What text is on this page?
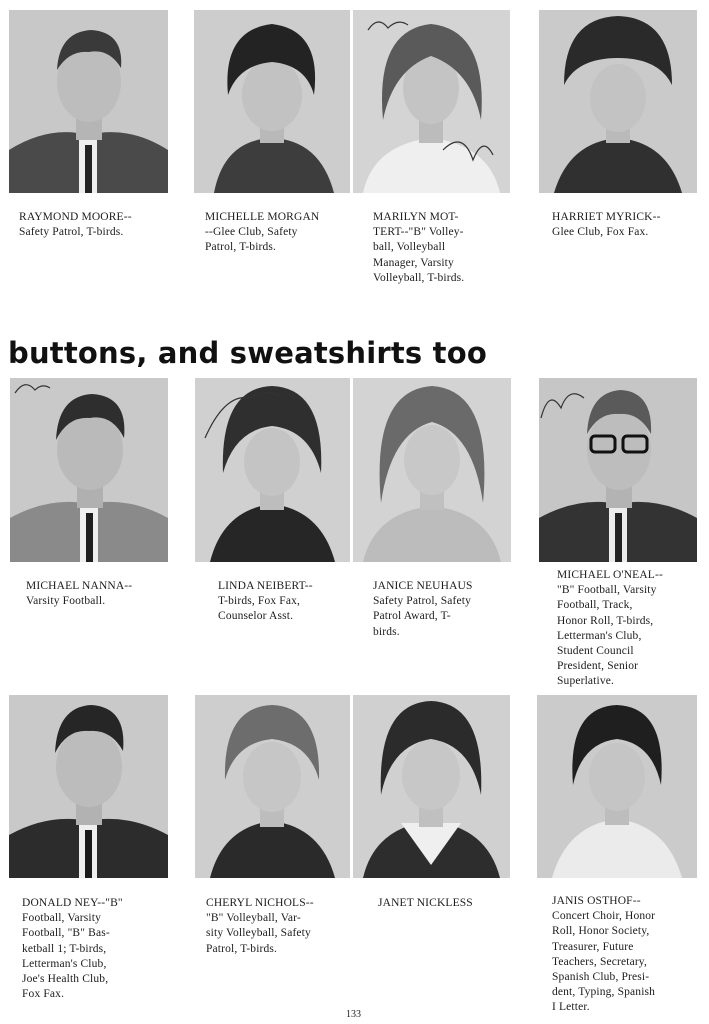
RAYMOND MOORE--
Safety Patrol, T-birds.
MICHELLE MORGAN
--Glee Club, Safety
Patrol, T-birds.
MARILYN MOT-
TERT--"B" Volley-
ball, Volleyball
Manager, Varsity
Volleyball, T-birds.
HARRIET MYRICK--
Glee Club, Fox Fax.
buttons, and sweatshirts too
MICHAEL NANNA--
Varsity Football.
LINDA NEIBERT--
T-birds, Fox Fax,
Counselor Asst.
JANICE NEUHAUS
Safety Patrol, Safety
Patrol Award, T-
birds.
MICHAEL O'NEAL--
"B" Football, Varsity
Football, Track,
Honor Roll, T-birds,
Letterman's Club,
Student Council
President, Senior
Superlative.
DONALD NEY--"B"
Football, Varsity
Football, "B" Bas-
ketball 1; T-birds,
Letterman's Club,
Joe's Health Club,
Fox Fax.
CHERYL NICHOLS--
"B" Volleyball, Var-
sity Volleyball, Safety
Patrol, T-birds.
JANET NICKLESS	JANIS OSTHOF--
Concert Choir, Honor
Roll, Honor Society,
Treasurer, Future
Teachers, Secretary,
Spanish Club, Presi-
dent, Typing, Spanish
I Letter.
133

= = = =

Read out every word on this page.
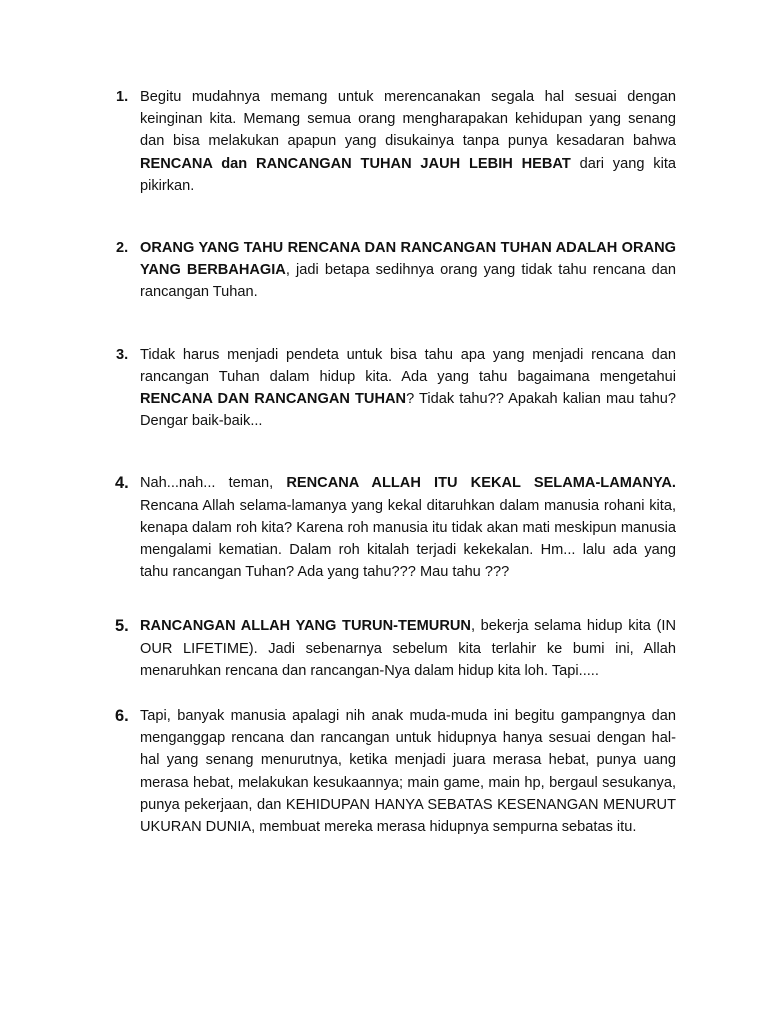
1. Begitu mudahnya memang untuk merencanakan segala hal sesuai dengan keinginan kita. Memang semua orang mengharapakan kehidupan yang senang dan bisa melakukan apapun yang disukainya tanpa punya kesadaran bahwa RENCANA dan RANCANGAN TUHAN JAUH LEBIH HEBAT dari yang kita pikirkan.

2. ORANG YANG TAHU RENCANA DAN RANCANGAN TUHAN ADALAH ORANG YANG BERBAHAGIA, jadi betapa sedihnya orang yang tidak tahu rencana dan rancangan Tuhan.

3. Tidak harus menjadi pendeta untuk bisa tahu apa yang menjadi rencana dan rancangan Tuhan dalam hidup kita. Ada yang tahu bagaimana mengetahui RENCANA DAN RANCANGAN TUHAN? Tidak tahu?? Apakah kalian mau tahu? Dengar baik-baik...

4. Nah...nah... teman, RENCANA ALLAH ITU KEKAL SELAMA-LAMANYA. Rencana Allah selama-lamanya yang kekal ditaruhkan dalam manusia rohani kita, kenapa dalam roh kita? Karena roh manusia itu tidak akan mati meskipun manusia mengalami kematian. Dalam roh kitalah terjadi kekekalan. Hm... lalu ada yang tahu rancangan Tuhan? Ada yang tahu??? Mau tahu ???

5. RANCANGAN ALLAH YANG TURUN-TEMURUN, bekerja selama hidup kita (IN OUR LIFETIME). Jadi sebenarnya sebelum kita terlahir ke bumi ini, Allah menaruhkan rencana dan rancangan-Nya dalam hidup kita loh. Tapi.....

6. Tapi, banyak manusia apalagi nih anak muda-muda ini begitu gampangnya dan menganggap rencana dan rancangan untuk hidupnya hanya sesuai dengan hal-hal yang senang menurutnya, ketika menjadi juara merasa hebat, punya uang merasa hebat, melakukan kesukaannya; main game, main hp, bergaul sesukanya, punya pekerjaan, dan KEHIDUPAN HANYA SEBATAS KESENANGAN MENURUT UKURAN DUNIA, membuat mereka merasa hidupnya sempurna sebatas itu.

= = = =

*The problem*
In the data above, tally the lines holding "Honor" and answer with the figure only.

*Answer for this exercise*
3